--- BEGIN ---
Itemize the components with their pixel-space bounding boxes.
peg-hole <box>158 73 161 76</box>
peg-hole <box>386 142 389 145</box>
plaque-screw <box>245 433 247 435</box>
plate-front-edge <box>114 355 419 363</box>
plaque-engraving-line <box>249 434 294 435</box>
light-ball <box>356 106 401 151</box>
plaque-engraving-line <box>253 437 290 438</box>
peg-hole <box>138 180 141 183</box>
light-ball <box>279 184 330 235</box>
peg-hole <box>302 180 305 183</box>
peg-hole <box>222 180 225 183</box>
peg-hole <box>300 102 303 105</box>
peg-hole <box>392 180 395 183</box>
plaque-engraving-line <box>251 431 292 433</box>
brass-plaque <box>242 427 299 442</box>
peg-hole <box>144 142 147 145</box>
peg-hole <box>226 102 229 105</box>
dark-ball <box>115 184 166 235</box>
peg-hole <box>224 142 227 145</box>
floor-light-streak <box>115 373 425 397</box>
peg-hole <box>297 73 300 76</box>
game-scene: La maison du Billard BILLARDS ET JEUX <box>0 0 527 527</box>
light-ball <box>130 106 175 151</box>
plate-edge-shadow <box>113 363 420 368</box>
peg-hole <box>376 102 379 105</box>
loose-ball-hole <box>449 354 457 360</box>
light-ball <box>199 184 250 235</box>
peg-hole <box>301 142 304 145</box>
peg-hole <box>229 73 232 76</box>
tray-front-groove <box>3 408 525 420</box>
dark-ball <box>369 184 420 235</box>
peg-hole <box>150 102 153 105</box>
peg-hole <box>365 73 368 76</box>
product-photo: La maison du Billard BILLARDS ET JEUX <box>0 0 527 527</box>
--- END ---
EXERCISE TASK
Reproduce every line of the listing above verbatim, without any change to wording, numbers or order.

RESPONSE FOR THIS EXERCISE
Itemize the components with their pixel-space bounding boxes.
peg-hole <box>158 73 161 76</box>
peg-hole <box>386 142 389 145</box>
plaque-screw <box>245 433 247 435</box>
plate-front-edge <box>114 355 419 363</box>
plaque-engraving-line <box>249 434 294 435</box>
light-ball <box>356 106 401 151</box>
plaque-engraving-line <box>253 437 290 438</box>
peg-hole <box>138 180 141 183</box>
light-ball <box>279 184 330 235</box>
peg-hole <box>302 180 305 183</box>
peg-hole <box>222 180 225 183</box>
peg-hole <box>300 102 303 105</box>
peg-hole <box>392 180 395 183</box>
plaque-engraving-line <box>251 431 292 433</box>
brass-plaque <box>242 427 299 442</box>
peg-hole <box>144 142 147 145</box>
peg-hole <box>226 102 229 105</box>
dark-ball <box>115 184 166 235</box>
peg-hole <box>224 142 227 145</box>
floor-light-streak <box>115 373 425 397</box>
peg-hole <box>297 73 300 76</box>
game-scene: La maison du Billard BILLARDS ET JEUX <box>0 0 527 527</box>
light-ball <box>130 106 175 151</box>
plate-edge-shadow <box>113 363 420 368</box>
peg-hole <box>376 102 379 105</box>
loose-ball-hole <box>449 354 457 360</box>
light-ball <box>199 184 250 235</box>
peg-hole <box>301 142 304 145</box>
peg-hole <box>229 73 232 76</box>
tray-front-groove <box>3 408 525 420</box>
dark-ball <box>369 184 420 235</box>
peg-hole <box>150 102 153 105</box>
peg-hole <box>365 73 368 76</box>
product-photo: La maison du Billard BILLARDS ET JEUX <box>0 0 527 527</box>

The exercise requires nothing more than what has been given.